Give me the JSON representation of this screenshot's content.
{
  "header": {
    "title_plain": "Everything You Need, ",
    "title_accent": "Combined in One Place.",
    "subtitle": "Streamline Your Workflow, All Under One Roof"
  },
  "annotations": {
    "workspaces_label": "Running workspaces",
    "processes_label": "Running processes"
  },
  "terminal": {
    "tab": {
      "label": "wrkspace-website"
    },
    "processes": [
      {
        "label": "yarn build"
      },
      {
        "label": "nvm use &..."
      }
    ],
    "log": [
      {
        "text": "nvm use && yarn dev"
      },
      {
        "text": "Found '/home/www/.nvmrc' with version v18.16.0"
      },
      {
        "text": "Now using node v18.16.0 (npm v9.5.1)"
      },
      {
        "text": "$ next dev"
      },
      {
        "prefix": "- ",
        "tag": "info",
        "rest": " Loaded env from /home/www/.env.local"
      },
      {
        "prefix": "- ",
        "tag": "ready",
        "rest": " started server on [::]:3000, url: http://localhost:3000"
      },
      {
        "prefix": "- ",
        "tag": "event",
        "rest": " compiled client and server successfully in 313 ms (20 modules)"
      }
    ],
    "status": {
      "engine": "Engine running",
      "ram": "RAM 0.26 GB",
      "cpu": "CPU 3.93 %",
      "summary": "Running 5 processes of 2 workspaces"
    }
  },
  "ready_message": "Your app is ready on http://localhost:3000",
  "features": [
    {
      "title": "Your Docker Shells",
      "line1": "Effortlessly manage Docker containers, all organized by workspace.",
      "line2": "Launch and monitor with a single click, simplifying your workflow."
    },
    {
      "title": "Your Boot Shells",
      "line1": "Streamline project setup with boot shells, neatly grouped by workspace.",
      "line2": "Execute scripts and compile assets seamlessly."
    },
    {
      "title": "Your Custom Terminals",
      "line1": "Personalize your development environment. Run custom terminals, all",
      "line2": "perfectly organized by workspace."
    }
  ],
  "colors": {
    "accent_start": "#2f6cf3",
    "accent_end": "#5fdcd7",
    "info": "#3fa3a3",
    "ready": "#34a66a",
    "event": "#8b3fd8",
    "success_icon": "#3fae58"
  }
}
•••••
[Exercise] From the data above, show each line that contains "workspaces".

[Exercise solution]
    "workspaces_label": "Running workspaces",
      "summary": "Running 5 processes of 2 workspaces"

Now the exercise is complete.